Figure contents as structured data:
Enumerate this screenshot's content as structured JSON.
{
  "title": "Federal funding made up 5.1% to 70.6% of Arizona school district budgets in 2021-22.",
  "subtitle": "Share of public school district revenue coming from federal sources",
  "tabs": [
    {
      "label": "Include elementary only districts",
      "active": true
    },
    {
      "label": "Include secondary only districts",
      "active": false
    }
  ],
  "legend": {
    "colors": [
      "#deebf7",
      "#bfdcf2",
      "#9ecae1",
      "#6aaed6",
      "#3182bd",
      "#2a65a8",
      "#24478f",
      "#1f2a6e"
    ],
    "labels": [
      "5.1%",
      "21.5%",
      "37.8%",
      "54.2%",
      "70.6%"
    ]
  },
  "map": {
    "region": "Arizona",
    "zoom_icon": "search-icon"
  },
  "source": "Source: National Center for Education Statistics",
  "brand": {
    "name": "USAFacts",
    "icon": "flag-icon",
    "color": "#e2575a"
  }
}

» **TASK STATEMENT**
Gather all lines from the listing above in which "districts" occurs.

» **COMPLETED TASK**
      "label": "Include elementary only districts",
      "label": "Include secondary only districts",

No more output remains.